▶ [What you should do]: Beneath this task is a listing; retype all of it exactly.

[Dataset excerpt]
--- START ---
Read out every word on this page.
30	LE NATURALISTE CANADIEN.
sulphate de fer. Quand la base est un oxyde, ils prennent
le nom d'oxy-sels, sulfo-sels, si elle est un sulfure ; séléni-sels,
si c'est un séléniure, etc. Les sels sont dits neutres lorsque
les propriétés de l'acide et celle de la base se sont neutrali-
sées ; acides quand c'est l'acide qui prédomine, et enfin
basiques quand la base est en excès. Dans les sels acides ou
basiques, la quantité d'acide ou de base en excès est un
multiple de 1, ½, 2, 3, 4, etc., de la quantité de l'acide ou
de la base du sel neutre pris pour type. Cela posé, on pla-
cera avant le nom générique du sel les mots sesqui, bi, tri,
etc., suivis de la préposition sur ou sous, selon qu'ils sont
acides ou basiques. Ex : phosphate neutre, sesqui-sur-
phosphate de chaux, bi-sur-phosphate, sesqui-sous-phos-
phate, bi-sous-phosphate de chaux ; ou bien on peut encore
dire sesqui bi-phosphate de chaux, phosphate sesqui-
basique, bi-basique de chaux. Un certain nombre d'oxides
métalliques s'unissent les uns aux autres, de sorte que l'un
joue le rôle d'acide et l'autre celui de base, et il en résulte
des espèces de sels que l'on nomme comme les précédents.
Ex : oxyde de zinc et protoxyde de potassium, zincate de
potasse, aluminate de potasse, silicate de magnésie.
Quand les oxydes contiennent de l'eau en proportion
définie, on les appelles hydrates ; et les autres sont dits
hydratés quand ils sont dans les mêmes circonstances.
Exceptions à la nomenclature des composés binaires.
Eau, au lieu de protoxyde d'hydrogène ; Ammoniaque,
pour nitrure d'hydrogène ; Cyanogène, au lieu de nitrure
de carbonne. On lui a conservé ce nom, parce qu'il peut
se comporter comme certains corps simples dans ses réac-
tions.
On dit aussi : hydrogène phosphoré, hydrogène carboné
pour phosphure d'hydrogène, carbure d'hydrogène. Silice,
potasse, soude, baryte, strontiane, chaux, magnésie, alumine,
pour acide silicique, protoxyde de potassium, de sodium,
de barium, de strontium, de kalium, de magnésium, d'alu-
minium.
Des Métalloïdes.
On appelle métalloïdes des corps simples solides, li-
--- END ---
▶ [Result for this task]:
Read out every word on this page.
30	LE NATURALISTE CANADIEN.
sulphate de fer. Quand la base est un oxyde, ils prennent
le nom d'oxy-sels, sulfo-sels, si elle est un sulfure ; séléni-sels,
si c'est un séléniure, etc. Les sels sont dits neutres lorsque
les propriétés de l'acide et celle de la base se sont neutrali-
sées ; acides quand c'est l'acide qui prédomine, et enfin
basiques quand la base est en excès. Dans les sels acides ou
basiques, la quantité d'acide ou de base en excès est un
multiple de 1, ½, 2, 3, 4, etc., de la quantité de l'acide ou
de la base du sel neutre pris pour type. Cela posé, on pla-
cera avant le nom générique du sel les mots sesqui, bi, tri,
etc., suivis de la préposition sur ou sous, selon qu'ils sont
acides ou basiques. Ex : phosphate neutre, sesqui-sur-
phosphate de chaux, bi-sur-phosphate, sesqui-sous-phos-
phate, bi-sous-phosphate de chaux ; ou bien on peut encore
dire sesqui bi-phosphate de chaux, phosphate sesqui-
basique, bi-basique de chaux. Un certain nombre d'oxides
métalliques s'unissent les uns aux autres, de sorte que l'un
joue le rôle d'acide et l'autre celui de base, et il en résulte
des espèces de sels que l'on nomme comme les précédents.
Ex : oxyde de zinc et protoxyde de potassium, zincate de
potasse, aluminate de potasse, silicate de magnésie.
Quand les oxydes contiennent de l'eau en proportion
définie, on les appelles hydrates ; et les autres sont dits
hydratés quand ils sont dans les mêmes circonstances.
Exceptions à la nomenclature des composés binaires.
Eau, au lieu de protoxyde d'hydrogène ; Ammoniaque,
pour nitrure d'hydrogène ; Cyanogène, au lieu de nitrure
de carbonne. On lui a conservé ce nom, parce qu'il peut
se comporter comme certains corps simples dans ses réac-
tions.
On dit aussi : hydrogène phosphoré, hydrogène carboné
pour phosphure d'hydrogène, carbure d'hydrogène. Silice,
potasse, soude, baryte, strontiane, chaux, magnésie, alumine,
pour acide silicique, protoxyde de potassium, de sodium,
de barium, de strontium, de kalium, de magnésium, d'alu-
minium.
Des Métalloïdes.
On appelle métalloïdes des corps simples solides, li-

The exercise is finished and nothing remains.